____ RECORDS SHOWN
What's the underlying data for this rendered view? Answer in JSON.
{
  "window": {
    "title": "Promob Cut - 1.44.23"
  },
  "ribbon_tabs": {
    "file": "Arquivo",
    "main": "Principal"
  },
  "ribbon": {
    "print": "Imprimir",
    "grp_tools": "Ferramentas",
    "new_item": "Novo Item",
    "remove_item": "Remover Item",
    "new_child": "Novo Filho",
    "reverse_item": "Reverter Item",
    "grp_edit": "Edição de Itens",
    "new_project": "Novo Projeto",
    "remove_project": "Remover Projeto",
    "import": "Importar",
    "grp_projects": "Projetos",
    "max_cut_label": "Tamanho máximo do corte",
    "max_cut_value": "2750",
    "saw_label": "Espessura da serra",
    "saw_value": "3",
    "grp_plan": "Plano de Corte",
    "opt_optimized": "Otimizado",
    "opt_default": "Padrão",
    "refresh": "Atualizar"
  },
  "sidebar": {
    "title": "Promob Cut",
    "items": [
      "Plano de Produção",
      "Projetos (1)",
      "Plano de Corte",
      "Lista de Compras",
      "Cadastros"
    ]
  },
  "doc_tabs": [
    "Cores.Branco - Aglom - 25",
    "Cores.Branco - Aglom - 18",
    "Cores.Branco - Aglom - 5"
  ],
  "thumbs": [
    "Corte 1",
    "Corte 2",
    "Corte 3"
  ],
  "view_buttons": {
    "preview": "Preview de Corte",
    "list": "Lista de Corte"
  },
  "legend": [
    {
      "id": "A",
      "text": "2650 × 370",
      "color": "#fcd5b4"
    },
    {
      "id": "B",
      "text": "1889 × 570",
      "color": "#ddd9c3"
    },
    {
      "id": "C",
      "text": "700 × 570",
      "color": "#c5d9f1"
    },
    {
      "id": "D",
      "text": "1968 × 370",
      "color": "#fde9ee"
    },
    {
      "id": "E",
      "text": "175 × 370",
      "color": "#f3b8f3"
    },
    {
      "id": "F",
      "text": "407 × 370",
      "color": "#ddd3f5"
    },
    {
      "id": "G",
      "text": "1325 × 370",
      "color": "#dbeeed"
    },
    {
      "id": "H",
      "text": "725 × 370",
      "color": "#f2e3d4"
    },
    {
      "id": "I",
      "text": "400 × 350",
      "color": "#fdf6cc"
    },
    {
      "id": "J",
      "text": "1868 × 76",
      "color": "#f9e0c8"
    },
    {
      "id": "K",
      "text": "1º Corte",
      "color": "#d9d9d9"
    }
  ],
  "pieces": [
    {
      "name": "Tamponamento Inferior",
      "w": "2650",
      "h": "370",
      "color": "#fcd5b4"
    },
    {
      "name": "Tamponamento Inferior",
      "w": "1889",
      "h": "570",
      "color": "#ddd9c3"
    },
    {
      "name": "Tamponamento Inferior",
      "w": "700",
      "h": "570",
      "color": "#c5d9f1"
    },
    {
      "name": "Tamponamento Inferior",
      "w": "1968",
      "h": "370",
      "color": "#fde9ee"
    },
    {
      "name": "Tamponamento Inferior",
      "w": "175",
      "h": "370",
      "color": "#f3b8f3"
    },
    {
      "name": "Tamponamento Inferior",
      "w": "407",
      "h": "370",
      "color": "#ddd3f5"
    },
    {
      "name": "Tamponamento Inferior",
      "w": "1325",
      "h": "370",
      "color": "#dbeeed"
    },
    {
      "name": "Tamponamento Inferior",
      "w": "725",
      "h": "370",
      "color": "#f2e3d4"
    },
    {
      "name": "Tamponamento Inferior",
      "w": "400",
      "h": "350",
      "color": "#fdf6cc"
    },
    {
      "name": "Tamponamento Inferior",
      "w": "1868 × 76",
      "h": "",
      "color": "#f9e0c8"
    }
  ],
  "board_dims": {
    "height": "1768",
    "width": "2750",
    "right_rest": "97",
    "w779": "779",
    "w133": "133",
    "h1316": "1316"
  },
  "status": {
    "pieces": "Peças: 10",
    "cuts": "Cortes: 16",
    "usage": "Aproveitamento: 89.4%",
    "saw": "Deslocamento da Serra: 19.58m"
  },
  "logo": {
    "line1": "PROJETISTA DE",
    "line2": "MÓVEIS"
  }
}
________
____ RECORDS SHOWN
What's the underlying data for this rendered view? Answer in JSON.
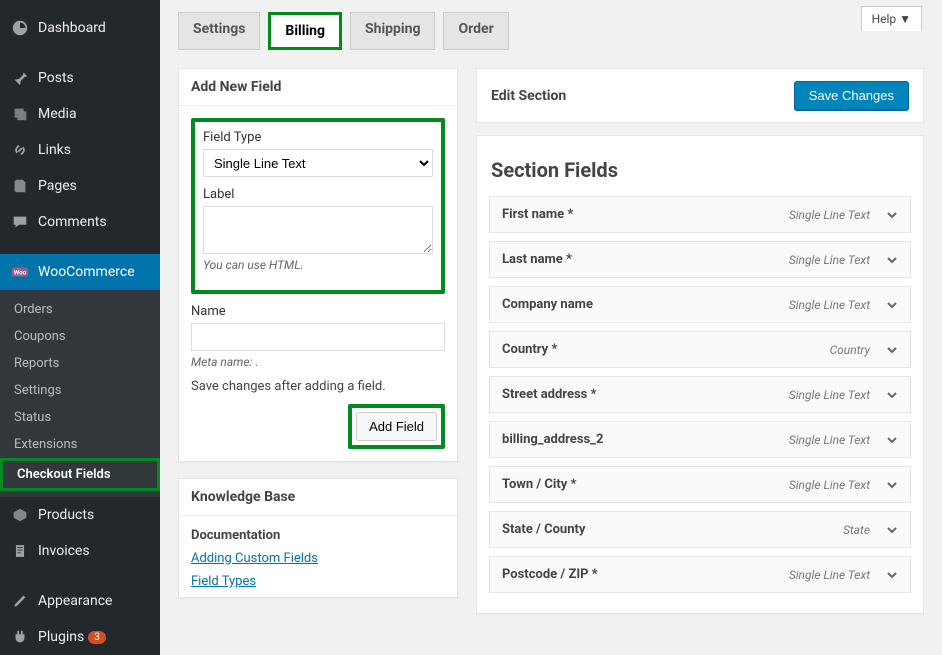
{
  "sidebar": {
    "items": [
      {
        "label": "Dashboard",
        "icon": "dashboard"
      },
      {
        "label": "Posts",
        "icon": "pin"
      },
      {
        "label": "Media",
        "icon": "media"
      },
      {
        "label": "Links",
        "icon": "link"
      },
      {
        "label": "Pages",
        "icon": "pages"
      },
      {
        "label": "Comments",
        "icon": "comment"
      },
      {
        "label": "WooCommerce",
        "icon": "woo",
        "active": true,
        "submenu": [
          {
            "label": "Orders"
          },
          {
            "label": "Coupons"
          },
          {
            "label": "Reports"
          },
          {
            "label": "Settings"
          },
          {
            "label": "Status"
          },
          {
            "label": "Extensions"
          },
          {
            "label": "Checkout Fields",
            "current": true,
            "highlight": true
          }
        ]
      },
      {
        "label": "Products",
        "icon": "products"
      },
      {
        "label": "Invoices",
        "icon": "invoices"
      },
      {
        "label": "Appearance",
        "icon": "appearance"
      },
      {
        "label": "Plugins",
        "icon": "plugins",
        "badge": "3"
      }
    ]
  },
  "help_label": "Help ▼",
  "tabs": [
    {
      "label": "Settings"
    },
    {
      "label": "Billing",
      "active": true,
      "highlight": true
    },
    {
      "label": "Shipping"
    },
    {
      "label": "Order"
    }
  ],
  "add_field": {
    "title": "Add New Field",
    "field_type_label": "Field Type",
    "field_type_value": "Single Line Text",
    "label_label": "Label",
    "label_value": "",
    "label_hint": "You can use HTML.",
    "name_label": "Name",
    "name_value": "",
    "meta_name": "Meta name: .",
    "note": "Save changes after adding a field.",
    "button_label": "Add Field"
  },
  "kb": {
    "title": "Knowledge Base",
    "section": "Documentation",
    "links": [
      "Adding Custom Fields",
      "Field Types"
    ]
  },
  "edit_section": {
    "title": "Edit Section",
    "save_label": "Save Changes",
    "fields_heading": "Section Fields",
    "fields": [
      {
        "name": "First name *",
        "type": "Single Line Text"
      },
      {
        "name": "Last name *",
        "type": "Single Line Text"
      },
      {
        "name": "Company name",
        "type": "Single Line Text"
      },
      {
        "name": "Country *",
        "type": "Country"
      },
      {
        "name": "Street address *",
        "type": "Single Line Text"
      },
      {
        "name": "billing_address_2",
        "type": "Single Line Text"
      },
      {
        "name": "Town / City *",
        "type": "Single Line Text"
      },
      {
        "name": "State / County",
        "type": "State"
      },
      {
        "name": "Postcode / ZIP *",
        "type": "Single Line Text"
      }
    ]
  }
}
________
Find every line that includes the string "Plano". Report how many there are and nothing else.

3